Start of Source material

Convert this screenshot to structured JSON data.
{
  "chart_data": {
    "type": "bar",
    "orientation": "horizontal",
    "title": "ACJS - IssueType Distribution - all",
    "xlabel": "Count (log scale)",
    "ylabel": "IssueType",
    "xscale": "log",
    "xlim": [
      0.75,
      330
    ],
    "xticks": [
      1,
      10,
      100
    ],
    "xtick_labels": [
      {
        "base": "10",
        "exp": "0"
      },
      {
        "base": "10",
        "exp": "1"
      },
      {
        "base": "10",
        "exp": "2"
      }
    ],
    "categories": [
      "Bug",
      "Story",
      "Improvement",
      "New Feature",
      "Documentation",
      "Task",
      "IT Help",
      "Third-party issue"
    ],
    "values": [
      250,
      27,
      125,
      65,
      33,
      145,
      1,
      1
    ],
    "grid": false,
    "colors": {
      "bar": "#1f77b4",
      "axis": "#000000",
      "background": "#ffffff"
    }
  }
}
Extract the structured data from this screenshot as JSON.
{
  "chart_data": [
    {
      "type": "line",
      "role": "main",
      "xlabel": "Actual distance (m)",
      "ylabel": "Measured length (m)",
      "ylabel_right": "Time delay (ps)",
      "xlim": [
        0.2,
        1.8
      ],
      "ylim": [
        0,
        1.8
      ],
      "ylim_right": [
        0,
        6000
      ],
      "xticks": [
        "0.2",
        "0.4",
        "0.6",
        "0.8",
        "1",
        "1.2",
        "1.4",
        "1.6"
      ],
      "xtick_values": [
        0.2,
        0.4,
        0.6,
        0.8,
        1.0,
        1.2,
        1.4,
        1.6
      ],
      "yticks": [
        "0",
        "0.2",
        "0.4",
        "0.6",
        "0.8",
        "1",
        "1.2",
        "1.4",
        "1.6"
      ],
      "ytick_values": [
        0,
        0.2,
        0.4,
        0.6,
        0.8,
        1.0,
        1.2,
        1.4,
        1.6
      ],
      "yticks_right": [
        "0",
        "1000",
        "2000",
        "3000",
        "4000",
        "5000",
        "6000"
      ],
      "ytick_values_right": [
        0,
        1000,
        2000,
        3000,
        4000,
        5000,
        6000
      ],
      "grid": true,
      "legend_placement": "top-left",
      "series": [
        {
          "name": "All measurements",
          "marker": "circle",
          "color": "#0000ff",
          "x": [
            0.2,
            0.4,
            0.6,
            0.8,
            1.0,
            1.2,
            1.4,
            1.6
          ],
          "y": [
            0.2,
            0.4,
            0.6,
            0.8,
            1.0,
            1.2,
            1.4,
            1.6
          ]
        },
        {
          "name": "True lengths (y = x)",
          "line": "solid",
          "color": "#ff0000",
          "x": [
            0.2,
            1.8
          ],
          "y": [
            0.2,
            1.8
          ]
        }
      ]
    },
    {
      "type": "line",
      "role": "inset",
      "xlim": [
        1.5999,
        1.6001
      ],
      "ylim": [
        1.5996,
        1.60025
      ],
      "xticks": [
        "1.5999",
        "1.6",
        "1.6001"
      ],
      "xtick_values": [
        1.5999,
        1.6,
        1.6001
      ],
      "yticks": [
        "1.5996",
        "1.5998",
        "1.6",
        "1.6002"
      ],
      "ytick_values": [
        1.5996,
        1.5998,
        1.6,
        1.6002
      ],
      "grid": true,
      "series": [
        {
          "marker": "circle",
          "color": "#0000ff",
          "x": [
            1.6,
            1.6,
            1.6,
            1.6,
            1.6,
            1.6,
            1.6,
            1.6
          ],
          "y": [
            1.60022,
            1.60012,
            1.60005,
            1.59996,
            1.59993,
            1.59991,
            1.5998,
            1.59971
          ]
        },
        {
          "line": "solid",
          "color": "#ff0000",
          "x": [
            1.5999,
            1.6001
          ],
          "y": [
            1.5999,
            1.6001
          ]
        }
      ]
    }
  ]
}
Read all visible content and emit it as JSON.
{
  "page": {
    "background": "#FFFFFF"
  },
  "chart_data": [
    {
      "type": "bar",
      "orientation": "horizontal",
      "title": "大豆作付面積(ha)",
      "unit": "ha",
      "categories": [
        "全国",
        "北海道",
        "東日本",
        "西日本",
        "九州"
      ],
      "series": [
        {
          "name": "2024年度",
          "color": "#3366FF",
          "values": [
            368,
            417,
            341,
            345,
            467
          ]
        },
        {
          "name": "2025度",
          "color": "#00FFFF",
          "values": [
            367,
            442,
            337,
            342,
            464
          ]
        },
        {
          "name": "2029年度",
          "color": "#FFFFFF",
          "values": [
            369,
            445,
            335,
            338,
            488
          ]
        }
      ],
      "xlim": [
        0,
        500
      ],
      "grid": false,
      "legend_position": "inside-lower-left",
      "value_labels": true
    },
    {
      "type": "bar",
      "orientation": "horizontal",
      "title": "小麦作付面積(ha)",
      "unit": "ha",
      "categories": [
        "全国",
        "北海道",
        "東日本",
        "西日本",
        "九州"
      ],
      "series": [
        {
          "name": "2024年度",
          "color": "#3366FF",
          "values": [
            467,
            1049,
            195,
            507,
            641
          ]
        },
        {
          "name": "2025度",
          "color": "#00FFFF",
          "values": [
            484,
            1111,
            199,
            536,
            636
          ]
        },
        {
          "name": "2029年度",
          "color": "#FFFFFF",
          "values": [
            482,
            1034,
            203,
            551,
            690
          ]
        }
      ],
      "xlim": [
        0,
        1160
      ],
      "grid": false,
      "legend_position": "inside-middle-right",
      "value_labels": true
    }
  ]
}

End of Source material

* **Prompt**
All the data must be duplicated exactly, with nothing added or removed.

* **Task response**
Convert this screenshot to structured JSON data.
{
  "chart_data": {
    "type": "bar",
    "orientation": "horizontal",
    "title": "ACJS - IssueType Distribution - all",
    "xlabel": "Count (log scale)",
    "ylabel": "IssueType",
    "xscale": "log",
    "xlim": [
      0.75,
      330
    ],
    "xticks": [
      1,
      10,
      100
    ],
    "xtick_labels": [
      {
        "base": "10",
        "exp": "0"
      },
      {
        "base": "10",
        "exp": "1"
      },
      {
        "base": "10",
        "exp": "2"
      }
    ],
    "categories": [
      "Bug",
      "Story",
      "Improvement",
      "New Feature",
      "Documentation",
      "Task",
      "IT Help",
      "Third-party issue"
    ],
    "values": [
      250,
      27,
      125,
      65,
      33,
      145,
      1,
      1
    ],
    "grid": false,
    "colors": {
      "bar": "#1f77b4",
      "axis": "#000000",
      "background": "#ffffff"
    }
  }
}
Extract the structured data from this screenshot as JSON.
{
  "chart_data": [
    {
      "type": "line",
      "role": "main",
      "xlabel": "Actual distance (m)",
      "ylabel": "Measured length (m)",
      "ylabel_right": "Time delay (ps)",
      "xlim": [
        0.2,
        1.8
      ],
      "ylim": [
        0,
        1.8
      ],
      "ylim_right": [
        0,
        6000
      ],
      "xticks": [
        "0.2",
        "0.4",
        "0.6",
        "0.8",
        "1",
        "1.2",
        "1.4",
        "1.6"
      ],
      "xtick_values": [
        0.2,
        0.4,
        0.6,
        0.8,
        1.0,
        1.2,
        1.4,
        1.6
      ],
      "yticks": [
        "0",
        "0.2",
        "0.4",
        "0.6",
        "0.8",
        "1",
        "1.2",
        "1.4",
        "1.6"
      ],
      "ytick_values": [
        0,
        0.2,
        0.4,
        0.6,
        0.8,
        1.0,
        1.2,
        1.4,
        1.6
      ],
      "yticks_right": [
        "0",
        "1000",
        "2000",
        "3000",
        "4000",
        "5000",
        "6000"
      ],
      "ytick_values_right": [
        0,
        1000,
        2000,
        3000,
        4000,
        5000,
        6000
      ],
      "grid": true,
      "legend_placement": "top-left",
      "series": [
        {
          "name": "All measurements",
          "marker": "circle",
          "color": "#0000ff",
          "x": [
            0.2,
            0.4,
            0.6,
            0.8,
            1.0,
            1.2,
            1.4,
            1.6
          ],
          "y": [
            0.2,
            0.4,
            0.6,
            0.8,
            1.0,
            1.2,
            1.4,
            1.6
          ]
        },
        {
          "name": "True lengths (y = x)",
          "line": "solid",
          "color": "#ff0000",
          "x": [
            0.2,
            1.8
          ],
          "y": [
            0.2,
            1.8
          ]
        }
      ]
    },
    {
      "type": "line",
      "role": "inset",
      "xlim": [
        1.5999,
        1.6001
      ],
      "ylim": [
        1.5996,
        1.60025
      ],
      "xticks": [
        "1.5999",
        "1.6",
        "1.6001"
      ],
      "xtick_values": [
        1.5999,
        1.6,
        1.6001
      ],
      "yticks": [
        "1.5996",
        "1.5998",
        "1.6",
        "1.6002"
      ],
      "ytick_values": [
        1.5996,
        1.5998,
        1.6,
        1.6002
      ],
      "grid": true,
      "series": [
        {
          "marker": "circle",
          "color": "#0000ff",
          "x": [
            1.6,
            1.6,
            1.6,
            1.6,
            1.6,
            1.6,
            1.6,
            1.6
          ],
          "y": [
            1.60022,
            1.60012,
            1.60005,
            1.59996,
            1.59993,
            1.59991,
            1.5998,
            1.59971
          ]
        },
        {
          "line": "solid",
          "color": "#ff0000",
          "x": [
            1.5999,
            1.6001
          ],
          "y": [
            1.5999,
            1.6001
          ]
        }
      ]
    }
  ]
}
Read all visible content and emit it as JSON.
{
  "page": {
    "background": "#FFFFFF"
  },
  "chart_data": [
    {
      "type": "bar",
      "orientation": "horizontal",
      "title": "大豆作付面積(ha)",
      "unit": "ha",
      "categories": [
        "全国",
        "北海道",
        "東日本",
        "西日本",
        "九州"
      ],
      "series": [
        {
          "name": "2024年度",
          "color": "#3366FF",
          "values": [
            368,
            417,
            341,
            345,
            467
          ]
        },
        {
          "name": "2025度",
          "color": "#00FFFF",
          "values": [
            367,
            442,
            337,
            342,
            464
          ]
        },
        {
          "name": "2029年度",
          "color": "#FFFFFF",
          "values": [
            369,
            445,
            335,
            338,
            488
          ]
        }
      ],
      "xlim": [
        0,
        500
      ],
      "grid": false,
      "legend_position": "inside-lower-left",
      "value_labels": true
    },
    {
      "type": "bar",
      "orientation": "horizontal",
      "title": "小麦作付面積(ha)",
      "unit": "ha",
      "categories": [
        "全国",
        "北海道",
        "東日本",
        "西日本",
        "九州"
      ],
      "series": [
        {
          "name": "2024年度",
          "color": "#3366FF",
          "values": [
            467,
            1049,
            195,
            507,
            641
          ]
        },
        {
          "name": "2025度",
          "color": "#00FFFF",
          "values": [
            484,
            1111,
            199,
            536,
            636
          ]
        },
        {
          "name": "2029年度",
          "color": "#FFFFFF",
          "values": [
            482,
            1034,
            203,
            551,
            690
          ]
        }
      ],
      "xlim": [
        0,
        1160
      ],
      "grid": false,
      "legend_position": "inside-middle-right",
      "value_labels": true
    }
  ]
}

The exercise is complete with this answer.